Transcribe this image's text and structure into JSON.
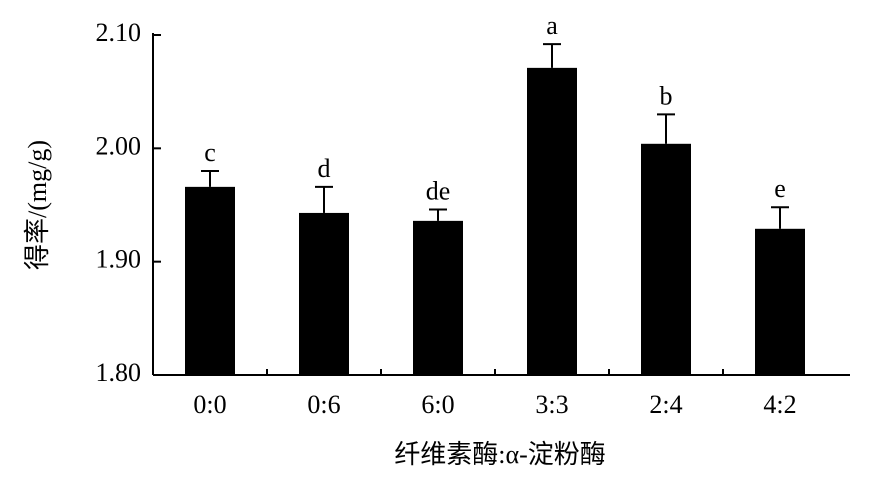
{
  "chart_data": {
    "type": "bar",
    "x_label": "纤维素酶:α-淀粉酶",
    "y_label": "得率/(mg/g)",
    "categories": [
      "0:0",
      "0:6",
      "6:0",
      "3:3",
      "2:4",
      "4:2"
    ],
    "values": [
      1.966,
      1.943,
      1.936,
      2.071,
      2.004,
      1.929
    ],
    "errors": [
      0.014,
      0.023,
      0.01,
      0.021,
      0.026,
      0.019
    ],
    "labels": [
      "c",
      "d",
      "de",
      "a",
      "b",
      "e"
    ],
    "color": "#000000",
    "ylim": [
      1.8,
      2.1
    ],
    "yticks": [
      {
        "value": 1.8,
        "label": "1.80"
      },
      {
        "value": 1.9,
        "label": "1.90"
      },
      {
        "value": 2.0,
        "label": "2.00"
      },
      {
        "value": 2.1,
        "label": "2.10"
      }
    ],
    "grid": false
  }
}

* * *

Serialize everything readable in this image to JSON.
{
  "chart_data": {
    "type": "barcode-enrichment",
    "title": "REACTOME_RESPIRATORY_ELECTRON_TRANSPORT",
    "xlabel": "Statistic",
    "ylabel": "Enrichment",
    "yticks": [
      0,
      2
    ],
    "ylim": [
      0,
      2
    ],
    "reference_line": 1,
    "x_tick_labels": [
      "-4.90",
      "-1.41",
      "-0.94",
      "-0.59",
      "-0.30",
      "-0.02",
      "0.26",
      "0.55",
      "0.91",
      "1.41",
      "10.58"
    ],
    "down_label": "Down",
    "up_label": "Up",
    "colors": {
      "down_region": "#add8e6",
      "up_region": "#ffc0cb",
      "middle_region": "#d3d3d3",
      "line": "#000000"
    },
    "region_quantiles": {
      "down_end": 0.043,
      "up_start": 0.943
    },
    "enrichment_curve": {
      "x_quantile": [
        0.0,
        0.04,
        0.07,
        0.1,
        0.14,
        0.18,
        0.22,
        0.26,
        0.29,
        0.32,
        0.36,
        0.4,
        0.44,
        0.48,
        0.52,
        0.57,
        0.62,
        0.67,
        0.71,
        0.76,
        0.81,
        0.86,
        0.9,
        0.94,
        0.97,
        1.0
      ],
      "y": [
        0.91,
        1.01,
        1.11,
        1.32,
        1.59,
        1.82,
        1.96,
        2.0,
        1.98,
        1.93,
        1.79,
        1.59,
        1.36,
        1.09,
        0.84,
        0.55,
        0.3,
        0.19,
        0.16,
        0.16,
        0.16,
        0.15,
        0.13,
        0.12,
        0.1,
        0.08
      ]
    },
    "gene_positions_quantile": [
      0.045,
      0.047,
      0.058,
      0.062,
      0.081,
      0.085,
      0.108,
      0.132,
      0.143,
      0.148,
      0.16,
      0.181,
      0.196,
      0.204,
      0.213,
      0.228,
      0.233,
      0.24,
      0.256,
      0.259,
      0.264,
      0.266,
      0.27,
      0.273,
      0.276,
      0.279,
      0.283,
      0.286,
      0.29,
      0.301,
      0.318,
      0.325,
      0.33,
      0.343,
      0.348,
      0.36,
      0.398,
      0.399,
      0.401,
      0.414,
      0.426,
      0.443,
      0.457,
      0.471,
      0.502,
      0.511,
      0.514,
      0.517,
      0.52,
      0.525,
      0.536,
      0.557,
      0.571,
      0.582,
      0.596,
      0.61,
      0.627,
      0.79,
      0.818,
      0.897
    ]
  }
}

To be done
Copy all lines from the material that contain "JSON".

Output
Transcribe this image's text and structure into JSON.
Serialize everything readable in this image to JSON.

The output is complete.